GIVEN INSTRUCTION =>
Below is a listing; write it out exactly and drop any images from it.

------------------------------

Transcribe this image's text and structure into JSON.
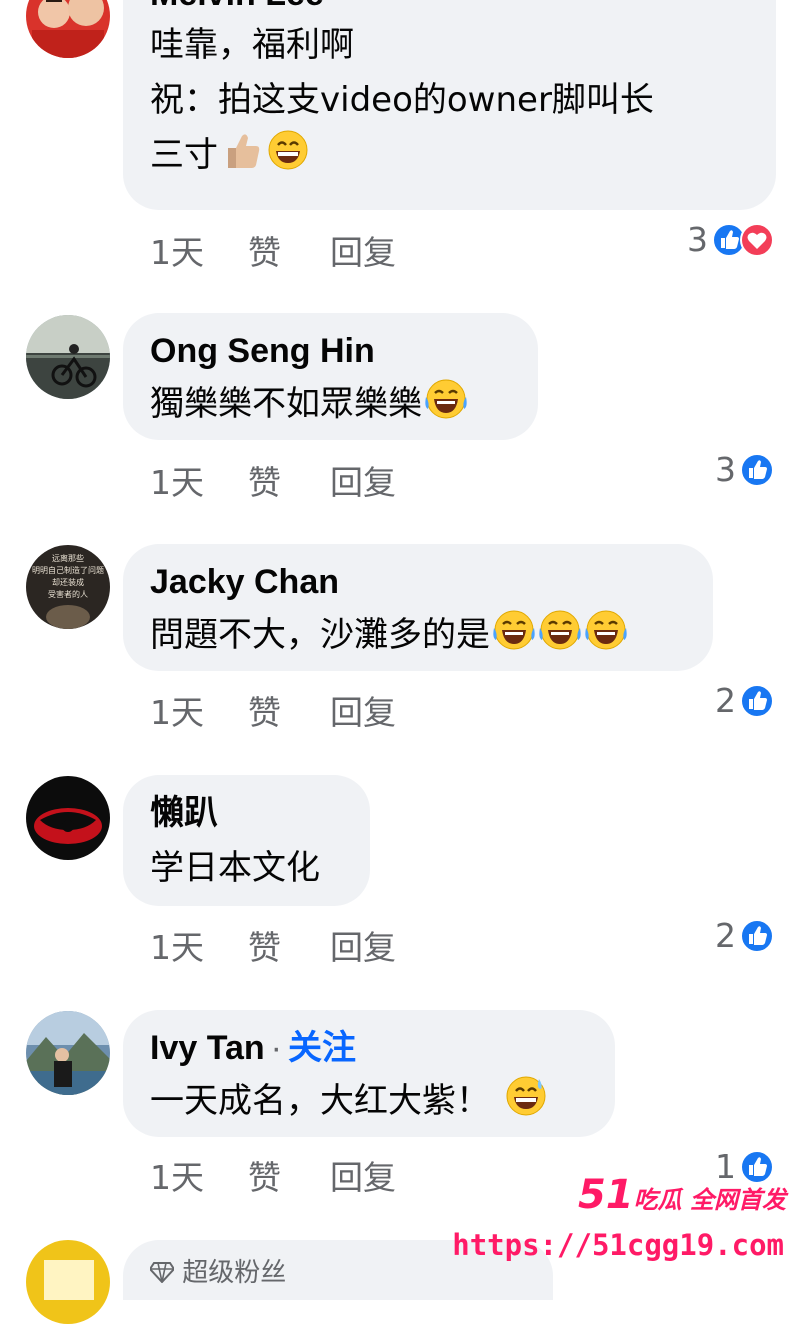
{
  "comments": [
    {
      "name": "Melvin Lee",
      "lines": [
        "哇靠，福利啊",
        "祝：拍这支video的owner脚叫长",
        "三寸"
      ],
      "time": "1天",
      "like": "赞",
      "reply": "回复",
      "reaction_count": "3",
      "reactions": [
        "like-icon",
        "love-icon"
      ]
    },
    {
      "name": "Ong Seng Hin",
      "lines": [
        "獨樂樂不如眾樂樂"
      ],
      "time": "1天",
      "like": "赞",
      "reply": "回复",
      "reaction_count": "3",
      "reactions": [
        "like-icon"
      ]
    },
    {
      "name": "Jacky Chan",
      "lines": [
        "問題不大，沙灘多的是"
      ],
      "time": "1天",
      "like": "赞",
      "reply": "回复",
      "reaction_count": "2",
      "reactions": [
        "like-icon"
      ]
    },
    {
      "name": "懶趴",
      "lines": [
        "学日本文化"
      ],
      "time": "1天",
      "like": "赞",
      "reply": "回复",
      "reaction_count": "2",
      "reactions": [
        "like-icon"
      ]
    },
    {
      "name": "Ivy Tan",
      "follow_dot": "·",
      "follow": "关注",
      "lines": [
        "一天成名，大红大紫！"
      ],
      "time": "1天",
      "like": "赞",
      "reply": "回复",
      "reaction_count": "1",
      "reactions": [
        "like-icon"
      ]
    }
  ],
  "avatar_texts": {
    "jacky": [
      "远离那些",
      "明明自己制造了问题",
      "却还装成",
      "受害者的人"
    ]
  },
  "superfan": {
    "label": "超级粉丝",
    "icon": "diamond-icon"
  },
  "watermark": {
    "brand_num": "51",
    "brand_text": "吃瓜 全网首发",
    "url": "https://51cgg19.com"
  },
  "colors": {
    "bubble": "#f0f2f5",
    "meta": "#65676b",
    "link": "#0866ff",
    "like": "#1877f2",
    "love": "#f33e58",
    "watermark": "#ff1a66"
  }
}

------------------------------

RESULT =>
Transcribe this image's text and structure into JSON.
{
  "comments": [
    {
      "name": "Melvin Lee",
      "lines": [
        "哇靠，福利啊",
        "祝：拍这支video的owner脚叫长",
        "三寸"
      ],
      "time": "1天",
      "like": "赞",
      "reply": "回复",
      "reaction_count": "3",
      "reactions": [
        "like-icon",
        "love-icon"
      ]
    },
    {
      "name": "Ong Seng Hin",
      "lines": [
        "獨樂樂不如眾樂樂"
      ],
      "time": "1天",
      "like": "赞",
      "reply": "回复",
      "reaction_count": "3",
      "reactions": [
        "like-icon"
      ]
    },
    {
      "name": "Jacky Chan",
      "lines": [
        "問題不大，沙灘多的是"
      ],
      "time": "1天",
      "like": "赞",
      "reply": "回复",
      "reaction_count": "2",
      "reactions": [
        "like-icon"
      ]
    },
    {
      "name": "懶趴",
      "lines": [
        "学日本文化"
      ],
      "time": "1天",
      "like": "赞",
      "reply": "回复",
      "reaction_count": "2",
      "reactions": [
        "like-icon"
      ]
    },
    {
      "name": "Ivy Tan",
      "follow_dot": "·",
      "follow": "关注",
      "lines": [
        "一天成名，大红大紫！"
      ],
      "time": "1天",
      "like": "赞",
      "reply": "回复",
      "reaction_count": "1",
      "reactions": [
        "like-icon"
      ]
    }
  ],
  "avatar_texts": {
    "jacky": [
      "远离那些",
      "明明自己制造了问题",
      "却还装成",
      "受害者的人"
    ]
  },
  "superfan": {
    "label": "超级粉丝",
    "icon": "diamond-icon"
  },
  "watermark": {
    "brand_num": "51",
    "brand_text": "吃瓜 全网首发",
    "url": "https://51cgg19.com"
  },
  "colors": {
    "bubble": "#f0f2f5",
    "meta": "#65676b",
    "link": "#0866ff",
    "like": "#1877f2",
    "love": "#f33e58",
    "watermark": "#ff1a66"
  }
}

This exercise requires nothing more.